● Short task: Count how many lines of the data below contain the string "value"; the reply should be that number alone.

Figure contents as structured data:
—————

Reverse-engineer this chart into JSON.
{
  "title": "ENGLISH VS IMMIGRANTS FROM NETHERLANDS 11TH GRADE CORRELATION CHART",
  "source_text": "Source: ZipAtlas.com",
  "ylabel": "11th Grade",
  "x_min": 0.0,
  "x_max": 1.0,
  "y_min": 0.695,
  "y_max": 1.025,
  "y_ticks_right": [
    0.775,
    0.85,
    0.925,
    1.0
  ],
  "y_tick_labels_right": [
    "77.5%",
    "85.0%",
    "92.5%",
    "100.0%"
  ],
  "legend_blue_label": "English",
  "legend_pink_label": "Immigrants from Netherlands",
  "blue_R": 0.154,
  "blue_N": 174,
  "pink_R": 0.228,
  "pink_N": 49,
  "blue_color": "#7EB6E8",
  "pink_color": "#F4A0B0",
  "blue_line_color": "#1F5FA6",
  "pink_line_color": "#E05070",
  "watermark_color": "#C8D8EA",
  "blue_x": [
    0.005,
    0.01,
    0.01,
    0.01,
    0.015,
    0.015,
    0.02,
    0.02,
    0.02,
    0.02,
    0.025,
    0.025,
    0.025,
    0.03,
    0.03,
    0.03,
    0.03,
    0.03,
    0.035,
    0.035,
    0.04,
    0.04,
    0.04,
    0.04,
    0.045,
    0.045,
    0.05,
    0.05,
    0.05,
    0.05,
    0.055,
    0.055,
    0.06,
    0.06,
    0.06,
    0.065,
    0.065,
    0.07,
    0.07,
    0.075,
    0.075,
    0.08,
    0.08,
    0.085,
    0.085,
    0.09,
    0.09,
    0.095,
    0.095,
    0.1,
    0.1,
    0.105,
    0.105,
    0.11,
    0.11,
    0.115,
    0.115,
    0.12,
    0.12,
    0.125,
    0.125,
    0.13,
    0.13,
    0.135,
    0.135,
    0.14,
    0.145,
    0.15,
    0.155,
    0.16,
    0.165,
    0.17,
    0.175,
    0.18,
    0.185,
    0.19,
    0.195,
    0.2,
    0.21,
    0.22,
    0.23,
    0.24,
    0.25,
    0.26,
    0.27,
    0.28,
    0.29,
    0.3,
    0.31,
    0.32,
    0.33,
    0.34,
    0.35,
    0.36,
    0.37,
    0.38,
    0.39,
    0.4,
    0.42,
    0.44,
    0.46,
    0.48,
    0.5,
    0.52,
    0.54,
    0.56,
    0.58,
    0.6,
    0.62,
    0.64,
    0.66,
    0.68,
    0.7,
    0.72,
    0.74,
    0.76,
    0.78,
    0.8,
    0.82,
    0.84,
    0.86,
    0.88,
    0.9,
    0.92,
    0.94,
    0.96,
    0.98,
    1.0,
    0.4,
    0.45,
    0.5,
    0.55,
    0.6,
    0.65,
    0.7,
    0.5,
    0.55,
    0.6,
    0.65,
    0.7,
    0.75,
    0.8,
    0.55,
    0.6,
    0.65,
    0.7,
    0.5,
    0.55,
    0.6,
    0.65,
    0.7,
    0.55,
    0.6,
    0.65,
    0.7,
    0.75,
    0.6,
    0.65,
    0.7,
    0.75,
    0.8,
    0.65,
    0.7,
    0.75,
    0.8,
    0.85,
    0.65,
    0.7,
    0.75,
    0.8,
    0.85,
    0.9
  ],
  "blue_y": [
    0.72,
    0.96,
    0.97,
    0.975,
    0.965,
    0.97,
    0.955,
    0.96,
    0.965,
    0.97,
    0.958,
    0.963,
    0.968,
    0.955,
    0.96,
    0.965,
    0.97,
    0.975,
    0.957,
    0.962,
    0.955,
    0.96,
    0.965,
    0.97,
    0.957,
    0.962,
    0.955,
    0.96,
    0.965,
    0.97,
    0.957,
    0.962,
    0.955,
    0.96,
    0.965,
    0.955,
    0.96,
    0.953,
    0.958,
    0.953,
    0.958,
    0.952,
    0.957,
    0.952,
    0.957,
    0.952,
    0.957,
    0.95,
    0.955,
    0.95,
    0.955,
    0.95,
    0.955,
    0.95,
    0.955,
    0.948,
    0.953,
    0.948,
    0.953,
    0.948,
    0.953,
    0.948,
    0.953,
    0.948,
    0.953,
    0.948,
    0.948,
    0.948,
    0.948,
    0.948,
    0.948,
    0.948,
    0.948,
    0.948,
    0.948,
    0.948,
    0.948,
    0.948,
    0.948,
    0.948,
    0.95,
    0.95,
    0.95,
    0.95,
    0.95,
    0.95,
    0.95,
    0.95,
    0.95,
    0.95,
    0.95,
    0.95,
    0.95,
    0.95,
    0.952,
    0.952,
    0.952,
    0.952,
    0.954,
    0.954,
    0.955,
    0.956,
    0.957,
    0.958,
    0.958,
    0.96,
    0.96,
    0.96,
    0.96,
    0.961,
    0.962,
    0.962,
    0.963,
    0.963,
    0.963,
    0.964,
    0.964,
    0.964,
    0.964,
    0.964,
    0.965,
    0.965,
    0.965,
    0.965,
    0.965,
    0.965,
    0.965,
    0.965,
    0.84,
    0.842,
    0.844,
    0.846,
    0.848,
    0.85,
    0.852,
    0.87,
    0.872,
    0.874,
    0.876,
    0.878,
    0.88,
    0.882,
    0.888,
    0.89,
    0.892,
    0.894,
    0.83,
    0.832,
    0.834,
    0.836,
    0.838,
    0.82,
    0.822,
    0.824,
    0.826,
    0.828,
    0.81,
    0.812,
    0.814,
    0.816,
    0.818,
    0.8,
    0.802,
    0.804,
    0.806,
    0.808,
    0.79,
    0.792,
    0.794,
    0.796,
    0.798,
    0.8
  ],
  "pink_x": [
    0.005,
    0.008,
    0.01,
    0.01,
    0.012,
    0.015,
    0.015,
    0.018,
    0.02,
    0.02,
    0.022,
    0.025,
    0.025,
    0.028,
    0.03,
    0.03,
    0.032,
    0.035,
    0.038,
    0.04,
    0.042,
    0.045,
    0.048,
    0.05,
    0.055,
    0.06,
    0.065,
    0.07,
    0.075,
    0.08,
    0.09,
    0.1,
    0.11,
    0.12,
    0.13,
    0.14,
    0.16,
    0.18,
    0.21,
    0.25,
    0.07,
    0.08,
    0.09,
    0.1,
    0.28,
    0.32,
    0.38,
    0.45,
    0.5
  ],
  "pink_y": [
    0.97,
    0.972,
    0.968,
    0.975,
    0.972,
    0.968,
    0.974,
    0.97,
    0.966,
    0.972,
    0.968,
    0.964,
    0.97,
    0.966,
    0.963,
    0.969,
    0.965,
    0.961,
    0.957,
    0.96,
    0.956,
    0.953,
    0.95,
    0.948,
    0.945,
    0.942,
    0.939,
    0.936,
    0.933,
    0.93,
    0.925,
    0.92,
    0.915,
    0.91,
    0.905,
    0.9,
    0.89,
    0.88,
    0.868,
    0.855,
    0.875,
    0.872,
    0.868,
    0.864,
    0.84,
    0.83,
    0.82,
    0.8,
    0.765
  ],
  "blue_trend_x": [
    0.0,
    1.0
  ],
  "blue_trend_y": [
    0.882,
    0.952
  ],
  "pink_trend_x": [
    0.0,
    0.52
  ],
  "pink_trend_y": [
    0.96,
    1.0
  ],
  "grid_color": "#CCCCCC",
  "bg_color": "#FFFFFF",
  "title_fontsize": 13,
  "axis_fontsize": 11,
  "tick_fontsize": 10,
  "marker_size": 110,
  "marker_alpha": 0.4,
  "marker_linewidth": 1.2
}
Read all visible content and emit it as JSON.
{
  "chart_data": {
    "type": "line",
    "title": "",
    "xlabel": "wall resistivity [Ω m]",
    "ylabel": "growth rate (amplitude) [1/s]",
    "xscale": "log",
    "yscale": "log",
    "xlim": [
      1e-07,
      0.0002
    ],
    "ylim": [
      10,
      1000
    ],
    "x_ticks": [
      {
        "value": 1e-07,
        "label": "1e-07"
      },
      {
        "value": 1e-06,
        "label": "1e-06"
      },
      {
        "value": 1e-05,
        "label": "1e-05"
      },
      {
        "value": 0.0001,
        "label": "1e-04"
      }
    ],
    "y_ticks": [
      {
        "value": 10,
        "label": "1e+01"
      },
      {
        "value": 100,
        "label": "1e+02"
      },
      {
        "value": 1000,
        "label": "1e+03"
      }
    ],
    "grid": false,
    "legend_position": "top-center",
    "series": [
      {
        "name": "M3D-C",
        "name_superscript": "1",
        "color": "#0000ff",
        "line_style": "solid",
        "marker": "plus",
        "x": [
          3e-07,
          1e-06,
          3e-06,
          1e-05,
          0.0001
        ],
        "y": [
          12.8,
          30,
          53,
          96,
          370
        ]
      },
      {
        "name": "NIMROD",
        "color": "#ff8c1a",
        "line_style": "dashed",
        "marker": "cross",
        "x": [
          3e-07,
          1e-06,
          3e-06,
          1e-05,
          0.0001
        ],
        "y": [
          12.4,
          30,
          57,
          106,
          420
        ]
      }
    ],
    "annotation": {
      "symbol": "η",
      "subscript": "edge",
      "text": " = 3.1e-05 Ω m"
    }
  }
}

—————

● Completed exercise: 7